%%

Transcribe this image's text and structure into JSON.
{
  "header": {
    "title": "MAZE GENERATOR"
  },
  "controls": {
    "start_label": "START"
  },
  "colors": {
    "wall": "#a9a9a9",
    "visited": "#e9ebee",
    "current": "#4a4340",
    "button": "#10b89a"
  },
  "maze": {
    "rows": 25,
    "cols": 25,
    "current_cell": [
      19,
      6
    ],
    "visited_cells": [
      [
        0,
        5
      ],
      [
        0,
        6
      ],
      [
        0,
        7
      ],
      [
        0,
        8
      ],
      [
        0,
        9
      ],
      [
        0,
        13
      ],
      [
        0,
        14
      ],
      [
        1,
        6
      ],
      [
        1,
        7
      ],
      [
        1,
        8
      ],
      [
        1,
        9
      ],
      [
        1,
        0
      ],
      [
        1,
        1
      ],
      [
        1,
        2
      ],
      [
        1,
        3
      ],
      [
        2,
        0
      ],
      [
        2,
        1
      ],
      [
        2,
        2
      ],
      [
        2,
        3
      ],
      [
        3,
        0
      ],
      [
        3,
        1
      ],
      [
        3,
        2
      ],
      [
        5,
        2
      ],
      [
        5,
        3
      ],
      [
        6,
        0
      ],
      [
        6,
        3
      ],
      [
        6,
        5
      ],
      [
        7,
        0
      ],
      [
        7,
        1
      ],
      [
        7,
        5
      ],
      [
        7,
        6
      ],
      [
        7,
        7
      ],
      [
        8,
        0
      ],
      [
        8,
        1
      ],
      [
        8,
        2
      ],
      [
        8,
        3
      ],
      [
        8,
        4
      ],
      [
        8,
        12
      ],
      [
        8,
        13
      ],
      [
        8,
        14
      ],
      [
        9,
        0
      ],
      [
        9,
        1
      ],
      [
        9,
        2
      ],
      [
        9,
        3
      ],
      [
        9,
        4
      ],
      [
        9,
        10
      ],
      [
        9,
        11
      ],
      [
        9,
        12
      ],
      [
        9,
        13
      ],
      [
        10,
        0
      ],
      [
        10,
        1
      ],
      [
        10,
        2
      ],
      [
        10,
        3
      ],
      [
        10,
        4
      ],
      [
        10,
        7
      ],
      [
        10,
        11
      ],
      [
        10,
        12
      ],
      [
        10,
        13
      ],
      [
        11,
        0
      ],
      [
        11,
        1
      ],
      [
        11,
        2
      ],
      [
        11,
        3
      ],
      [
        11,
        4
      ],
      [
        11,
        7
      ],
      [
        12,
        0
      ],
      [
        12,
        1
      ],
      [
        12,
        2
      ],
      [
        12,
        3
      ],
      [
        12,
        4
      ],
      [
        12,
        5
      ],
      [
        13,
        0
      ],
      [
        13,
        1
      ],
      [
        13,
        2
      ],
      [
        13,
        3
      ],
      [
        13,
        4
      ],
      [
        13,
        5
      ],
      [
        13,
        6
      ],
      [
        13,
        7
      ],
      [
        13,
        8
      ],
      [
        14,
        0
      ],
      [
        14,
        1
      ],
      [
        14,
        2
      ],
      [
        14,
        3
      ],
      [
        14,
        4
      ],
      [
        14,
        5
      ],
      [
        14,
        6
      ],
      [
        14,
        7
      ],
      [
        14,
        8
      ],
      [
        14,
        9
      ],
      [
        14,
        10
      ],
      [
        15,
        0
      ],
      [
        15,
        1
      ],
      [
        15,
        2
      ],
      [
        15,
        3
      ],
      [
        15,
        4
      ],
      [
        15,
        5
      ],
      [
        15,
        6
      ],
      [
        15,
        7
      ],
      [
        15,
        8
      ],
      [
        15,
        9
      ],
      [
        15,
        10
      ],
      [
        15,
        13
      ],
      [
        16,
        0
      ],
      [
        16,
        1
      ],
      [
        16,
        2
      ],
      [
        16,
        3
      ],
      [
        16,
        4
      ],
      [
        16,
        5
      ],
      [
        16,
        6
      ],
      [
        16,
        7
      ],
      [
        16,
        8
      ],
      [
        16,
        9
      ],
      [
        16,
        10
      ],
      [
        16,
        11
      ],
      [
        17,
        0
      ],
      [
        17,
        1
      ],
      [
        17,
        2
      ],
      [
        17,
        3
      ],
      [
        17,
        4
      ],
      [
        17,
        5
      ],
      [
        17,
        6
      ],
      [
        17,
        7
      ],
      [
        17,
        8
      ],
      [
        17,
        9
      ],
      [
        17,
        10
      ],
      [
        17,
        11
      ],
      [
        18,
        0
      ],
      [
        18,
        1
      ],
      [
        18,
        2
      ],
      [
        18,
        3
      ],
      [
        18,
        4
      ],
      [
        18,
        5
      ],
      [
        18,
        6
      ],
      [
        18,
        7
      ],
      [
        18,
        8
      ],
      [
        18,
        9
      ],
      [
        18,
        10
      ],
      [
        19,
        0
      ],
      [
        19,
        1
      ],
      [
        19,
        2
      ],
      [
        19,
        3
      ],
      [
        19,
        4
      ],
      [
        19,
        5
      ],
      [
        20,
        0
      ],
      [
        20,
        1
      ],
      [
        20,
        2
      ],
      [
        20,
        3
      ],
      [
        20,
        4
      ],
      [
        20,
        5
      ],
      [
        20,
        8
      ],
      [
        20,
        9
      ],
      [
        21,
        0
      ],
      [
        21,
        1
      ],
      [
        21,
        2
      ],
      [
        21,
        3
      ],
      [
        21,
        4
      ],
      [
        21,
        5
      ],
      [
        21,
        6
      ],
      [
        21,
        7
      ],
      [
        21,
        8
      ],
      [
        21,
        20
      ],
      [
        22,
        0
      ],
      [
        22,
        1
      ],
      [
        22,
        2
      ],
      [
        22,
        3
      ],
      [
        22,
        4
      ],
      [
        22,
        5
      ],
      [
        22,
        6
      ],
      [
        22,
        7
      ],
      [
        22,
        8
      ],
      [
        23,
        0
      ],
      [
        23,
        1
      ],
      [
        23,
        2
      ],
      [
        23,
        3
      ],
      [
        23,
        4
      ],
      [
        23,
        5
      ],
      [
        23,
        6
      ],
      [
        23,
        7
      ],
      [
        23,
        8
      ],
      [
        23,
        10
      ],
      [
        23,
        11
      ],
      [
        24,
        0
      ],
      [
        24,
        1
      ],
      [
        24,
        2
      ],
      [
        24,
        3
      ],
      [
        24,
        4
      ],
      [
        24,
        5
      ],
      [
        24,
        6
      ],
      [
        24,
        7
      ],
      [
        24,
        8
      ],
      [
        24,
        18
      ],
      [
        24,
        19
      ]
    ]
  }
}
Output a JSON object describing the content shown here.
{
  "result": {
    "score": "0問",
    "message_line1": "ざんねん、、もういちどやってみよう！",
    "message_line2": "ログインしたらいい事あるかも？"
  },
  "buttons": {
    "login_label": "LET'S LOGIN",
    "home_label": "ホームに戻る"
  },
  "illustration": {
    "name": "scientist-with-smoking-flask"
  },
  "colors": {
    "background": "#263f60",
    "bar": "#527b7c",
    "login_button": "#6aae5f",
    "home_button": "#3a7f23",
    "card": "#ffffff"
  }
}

%%

**TASK TO COMPLETE:** Reproduce every record, matching each line exactly.

**RESULT FOR THIS EXERCISE:**
Transcribe this image's text and structure into JSON.
{
  "header": {
    "title": "MAZE GENERATOR"
  },
  "controls": {
    "start_label": "START"
  },
  "colors": {
    "wall": "#a9a9a9",
    "visited": "#e9ebee",
    "current": "#4a4340",
    "button": "#10b89a"
  },
  "maze": {
    "rows": 25,
    "cols": 25,
    "current_cell": [
      19,
      6
    ],
    "visited_cells": [
      [
        0,
        5
      ],
      [
        0,
        6
      ],
      [
        0,
        7
      ],
      [
        0,
        8
      ],
      [
        0,
        9
      ],
      [
        0,
        13
      ],
      [
        0,
        14
      ],
      [
        1,
        6
      ],
      [
        1,
        7
      ],
      [
        1,
        8
      ],
      [
        1,
        9
      ],
      [
        1,
        0
      ],
      [
        1,
        1
      ],
      [
        1,
        2
      ],
      [
        1,
        3
      ],
      [
        2,
        0
      ],
      [
        2,
        1
      ],
      [
        2,
        2
      ],
      [
        2,
        3
      ],
      [
        3,
        0
      ],
      [
        3,
        1
      ],
      [
        3,
        2
      ],
      [
        5,
        2
      ],
      [
        5,
        3
      ],
      [
        6,
        0
      ],
      [
        6,
        3
      ],
      [
        6,
        5
      ],
      [
        7,
        0
      ],
      [
        7,
        1
      ],
      [
        7,
        5
      ],
      [
        7,
        6
      ],
      [
        7,
        7
      ],
      [
        8,
        0
      ],
      [
        8,
        1
      ],
      [
        8,
        2
      ],
      [
        8,
        3
      ],
      [
        8,
        4
      ],
      [
        8,
        12
      ],
      [
        8,
        13
      ],
      [
        8,
        14
      ],
      [
        9,
        0
      ],
      [
        9,
        1
      ],
      [
        9,
        2
      ],
      [
        9,
        3
      ],
      [
        9,
        4
      ],
      [
        9,
        10
      ],
      [
        9,
        11
      ],
      [
        9,
        12
      ],
      [
        9,
        13
      ],
      [
        10,
        0
      ],
      [
        10,
        1
      ],
      [
        10,
        2
      ],
      [
        10,
        3
      ],
      [
        10,
        4
      ],
      [
        10,
        7
      ],
      [
        10,
        11
      ],
      [
        10,
        12
      ],
      [
        10,
        13
      ],
      [
        11,
        0
      ],
      [
        11,
        1
      ],
      [
        11,
        2
      ],
      [
        11,
        3
      ],
      [
        11,
        4
      ],
      [
        11,
        7
      ],
      [
        12,
        0
      ],
      [
        12,
        1
      ],
      [
        12,
        2
      ],
      [
        12,
        3
      ],
      [
        12,
        4
      ],
      [
        12,
        5
      ],
      [
        13,
        0
      ],
      [
        13,
        1
      ],
      [
        13,
        2
      ],
      [
        13,
        3
      ],
      [
        13,
        4
      ],
      [
        13,
        5
      ],
      [
        13,
        6
      ],
      [
        13,
        7
      ],
      [
        13,
        8
      ],
      [
        14,
        0
      ],
      [
        14,
        1
      ],
      [
        14,
        2
      ],
      [
        14,
        3
      ],
      [
        14,
        4
      ],
      [
        14,
        5
      ],
      [
        14,
        6
      ],
      [
        14,
        7
      ],
      [
        14,
        8
      ],
      [
        14,
        9
      ],
      [
        14,
        10
      ],
      [
        15,
        0
      ],
      [
        15,
        1
      ],
      [
        15,
        2
      ],
      [
        15,
        3
      ],
      [
        15,
        4
      ],
      [
        15,
        5
      ],
      [
        15,
        6
      ],
      [
        15,
        7
      ],
      [
        15,
        8
      ],
      [
        15,
        9
      ],
      [
        15,
        10
      ],
      [
        15,
        13
      ],
      [
        16,
        0
      ],
      [
        16,
        1
      ],
      [
        16,
        2
      ],
      [
        16,
        3
      ],
      [
        16,
        4
      ],
      [
        16,
        5
      ],
      [
        16,
        6
      ],
      [
        16,
        7
      ],
      [
        16,
        8
      ],
      [
        16,
        9
      ],
      [
        16,
        10
      ],
      [
        16,
        11
      ],
      [
        17,
        0
      ],
      [
        17,
        1
      ],
      [
        17,
        2
      ],
      [
        17,
        3
      ],
      [
        17,
        4
      ],
      [
        17,
        5
      ],
      [
        17,
        6
      ],
      [
        17,
        7
      ],
      [
        17,
        8
      ],
      [
        17,
        9
      ],
      [
        17,
        10
      ],
      [
        17,
        11
      ],
      [
        18,
        0
      ],
      [
        18,
        1
      ],
      [
        18,
        2
      ],
      [
        18,
        3
      ],
      [
        18,
        4
      ],
      [
        18,
        5
      ],
      [
        18,
        6
      ],
      [
        18,
        7
      ],
      [
        18,
        8
      ],
      [
        18,
        9
      ],
      [
        18,
        10
      ],
      [
        19,
        0
      ],
      [
        19,
        1
      ],
      [
        19,
        2
      ],
      [
        19,
        3
      ],
      [
        19,
        4
      ],
      [
        19,
        5
      ],
      [
        20,
        0
      ],
      [
        20,
        1
      ],
      [
        20,
        2
      ],
      [
        20,
        3
      ],
      [
        20,
        4
      ],
      [
        20,
        5
      ],
      [
        20,
        8
      ],
      [
        20,
        9
      ],
      [
        21,
        0
      ],
      [
        21,
        1
      ],
      [
        21,
        2
      ],
      [
        21,
        3
      ],
      [
        21,
        4
      ],
      [
        21,
        5
      ],
      [
        21,
        6
      ],
      [
        21,
        7
      ],
      [
        21,
        8
      ],
      [
        21,
        20
      ],
      [
        22,
        0
      ],
      [
        22,
        1
      ],
      [
        22,
        2
      ],
      [
        22,
        3
      ],
      [
        22,
        4
      ],
      [
        22,
        5
      ],
      [
        22,
        6
      ],
      [
        22,
        7
      ],
      [
        22,
        8
      ],
      [
        23,
        0
      ],
      [
        23,
        1
      ],
      [
        23,
        2
      ],
      [
        23,
        3
      ],
      [
        23,
        4
      ],
      [
        23,
        5
      ],
      [
        23,
        6
      ],
      [
        23,
        7
      ],
      [
        23,
        8
      ],
      [
        23,
        10
      ],
      [
        23,
        11
      ],
      [
        24,
        0
      ],
      [
        24,
        1
      ],
      [
        24,
        2
      ],
      [
        24,
        3
      ],
      [
        24,
        4
      ],
      [
        24,
        5
      ],
      [
        24,
        6
      ],
      [
        24,
        7
      ],
      [
        24,
        8
      ],
      [
        24,
        18
      ],
      [
        24,
        19
      ]
    ]
  }
}
Output a JSON object describing the content shown here.
{
  "result": {
    "score": "0問",
    "message_line1": "ざんねん、、もういちどやってみよう！",
    "message_line2": "ログインしたらいい事あるかも？"
  },
  "buttons": {
    "login_label": "LET'S LOGIN",
    "home_label": "ホームに戻る"
  },
  "illustration": {
    "name": "scientist-with-smoking-flask"
  },
  "colors": {
    "background": "#263f60",
    "bar": "#527b7c",
    "login_button": "#6aae5f",
    "home_button": "#3a7f23",
    "card": "#ffffff"
  }
}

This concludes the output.